# Instructions for the task
Which lines contain the word "from"? Return each of them as written.

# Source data

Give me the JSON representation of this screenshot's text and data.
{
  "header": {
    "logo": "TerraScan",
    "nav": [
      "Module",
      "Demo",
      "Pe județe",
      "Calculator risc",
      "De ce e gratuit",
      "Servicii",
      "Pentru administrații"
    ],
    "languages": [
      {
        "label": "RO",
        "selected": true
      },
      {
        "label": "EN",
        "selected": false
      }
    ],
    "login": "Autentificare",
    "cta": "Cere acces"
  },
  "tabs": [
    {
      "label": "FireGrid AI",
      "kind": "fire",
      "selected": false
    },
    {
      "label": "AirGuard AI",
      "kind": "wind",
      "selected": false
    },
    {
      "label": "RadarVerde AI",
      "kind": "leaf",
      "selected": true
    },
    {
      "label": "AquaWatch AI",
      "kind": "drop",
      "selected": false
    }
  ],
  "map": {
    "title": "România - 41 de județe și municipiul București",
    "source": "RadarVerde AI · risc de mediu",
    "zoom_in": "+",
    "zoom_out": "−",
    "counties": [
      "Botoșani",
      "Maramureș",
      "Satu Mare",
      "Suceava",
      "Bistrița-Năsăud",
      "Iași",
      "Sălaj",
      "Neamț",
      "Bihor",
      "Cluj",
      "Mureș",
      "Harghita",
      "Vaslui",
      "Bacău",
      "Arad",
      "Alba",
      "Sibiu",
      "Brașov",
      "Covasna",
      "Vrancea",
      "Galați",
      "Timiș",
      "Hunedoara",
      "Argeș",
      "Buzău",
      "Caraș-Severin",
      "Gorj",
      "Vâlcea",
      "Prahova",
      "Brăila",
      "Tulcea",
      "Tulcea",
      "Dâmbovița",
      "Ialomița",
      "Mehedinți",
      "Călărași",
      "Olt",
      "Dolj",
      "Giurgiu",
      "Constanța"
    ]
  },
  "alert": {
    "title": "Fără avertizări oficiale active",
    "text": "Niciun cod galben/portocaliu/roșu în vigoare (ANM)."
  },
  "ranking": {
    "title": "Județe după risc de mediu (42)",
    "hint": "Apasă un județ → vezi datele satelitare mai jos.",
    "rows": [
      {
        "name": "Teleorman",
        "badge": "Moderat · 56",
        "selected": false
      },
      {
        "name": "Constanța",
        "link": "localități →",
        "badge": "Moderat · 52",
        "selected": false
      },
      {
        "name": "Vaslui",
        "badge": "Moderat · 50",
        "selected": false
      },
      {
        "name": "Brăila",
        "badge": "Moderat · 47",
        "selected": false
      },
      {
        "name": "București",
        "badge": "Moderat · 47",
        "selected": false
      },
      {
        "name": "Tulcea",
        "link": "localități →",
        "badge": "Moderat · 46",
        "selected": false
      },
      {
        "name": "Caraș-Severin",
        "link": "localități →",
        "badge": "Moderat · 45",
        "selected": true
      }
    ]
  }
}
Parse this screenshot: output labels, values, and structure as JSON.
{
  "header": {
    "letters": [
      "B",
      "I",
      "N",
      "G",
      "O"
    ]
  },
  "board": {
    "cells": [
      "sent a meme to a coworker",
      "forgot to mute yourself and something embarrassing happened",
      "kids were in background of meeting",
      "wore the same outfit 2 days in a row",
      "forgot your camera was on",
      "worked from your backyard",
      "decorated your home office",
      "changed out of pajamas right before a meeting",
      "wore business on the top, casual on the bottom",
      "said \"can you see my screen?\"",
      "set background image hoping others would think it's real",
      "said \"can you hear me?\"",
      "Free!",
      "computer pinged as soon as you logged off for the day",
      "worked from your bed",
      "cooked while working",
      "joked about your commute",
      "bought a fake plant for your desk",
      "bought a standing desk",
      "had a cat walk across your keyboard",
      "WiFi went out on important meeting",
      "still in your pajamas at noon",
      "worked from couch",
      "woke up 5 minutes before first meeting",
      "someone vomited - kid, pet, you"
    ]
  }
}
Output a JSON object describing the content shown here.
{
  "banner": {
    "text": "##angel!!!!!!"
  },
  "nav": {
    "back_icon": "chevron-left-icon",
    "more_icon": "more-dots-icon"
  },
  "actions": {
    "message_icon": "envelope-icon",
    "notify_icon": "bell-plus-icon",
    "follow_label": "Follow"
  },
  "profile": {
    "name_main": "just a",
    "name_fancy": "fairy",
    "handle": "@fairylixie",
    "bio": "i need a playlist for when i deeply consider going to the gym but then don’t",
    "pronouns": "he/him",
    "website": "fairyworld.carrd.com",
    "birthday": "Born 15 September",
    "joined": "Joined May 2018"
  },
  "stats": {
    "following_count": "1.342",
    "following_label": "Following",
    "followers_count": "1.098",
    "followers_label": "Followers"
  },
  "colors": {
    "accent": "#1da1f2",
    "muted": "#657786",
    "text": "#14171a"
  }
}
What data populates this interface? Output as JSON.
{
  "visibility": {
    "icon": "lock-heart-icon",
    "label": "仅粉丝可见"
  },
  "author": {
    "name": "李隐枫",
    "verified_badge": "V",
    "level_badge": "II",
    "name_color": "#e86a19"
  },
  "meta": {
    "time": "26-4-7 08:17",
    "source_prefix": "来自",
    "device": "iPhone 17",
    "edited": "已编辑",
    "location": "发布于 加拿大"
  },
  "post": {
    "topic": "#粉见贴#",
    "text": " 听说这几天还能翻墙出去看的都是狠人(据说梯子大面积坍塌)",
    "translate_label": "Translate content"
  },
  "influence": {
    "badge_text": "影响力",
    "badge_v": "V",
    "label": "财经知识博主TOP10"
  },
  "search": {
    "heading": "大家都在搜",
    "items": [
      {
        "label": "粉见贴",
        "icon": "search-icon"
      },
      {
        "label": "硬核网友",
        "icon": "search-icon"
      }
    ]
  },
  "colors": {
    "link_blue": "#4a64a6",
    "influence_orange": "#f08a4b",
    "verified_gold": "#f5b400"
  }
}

# Answer to this problem
      "worked from your backyard",
      "worked from your bed",
      "worked from couch",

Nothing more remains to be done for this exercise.